— Start Extracted records —
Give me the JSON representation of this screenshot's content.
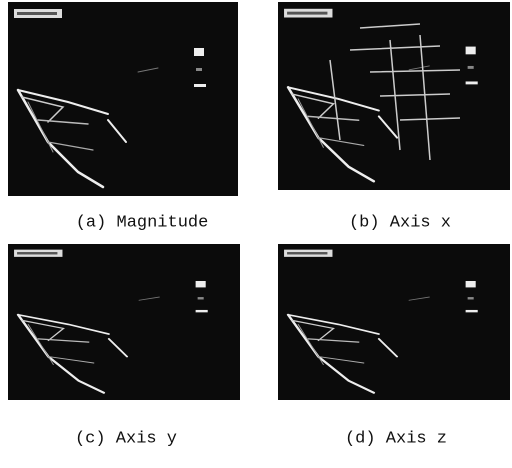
{
  "figure": {
    "panels": [
      {
        "caption": "(a) Magnitude"
      },
      {
        "caption": "(b) Axis x"
      },
      {
        "caption": "(c) Axis y"
      },
      {
        "caption": "(d) Axis z"
      }
    ]
  }
}
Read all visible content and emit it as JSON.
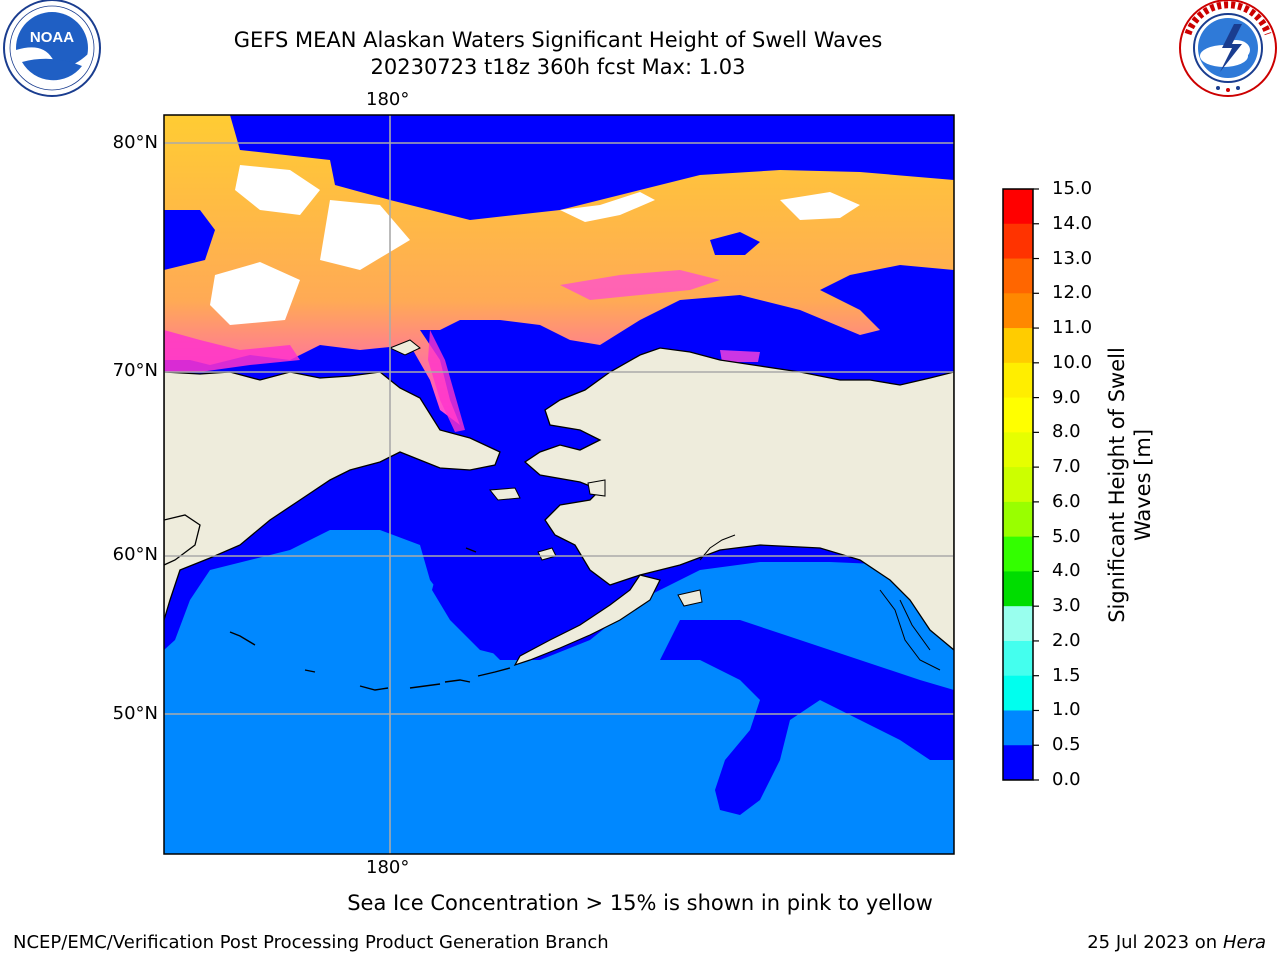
— End Extracted records —
What the task requires –
Reproduce all of the material above word for word. Omit the pictures.

Output for this task –
Give me the JSON representation of this screenshot's content.
{
  "figure": {
    "panels": [
      {
        "caption": "(a) Magnitude"
      },
      {
        "caption": "(b) Axis x"
      },
      {
        "caption": "(c) Axis y"
      },
      {
        "caption": "(d) Axis z"
      }
    ]
  }
}
Read all visible content and emit it as JSON.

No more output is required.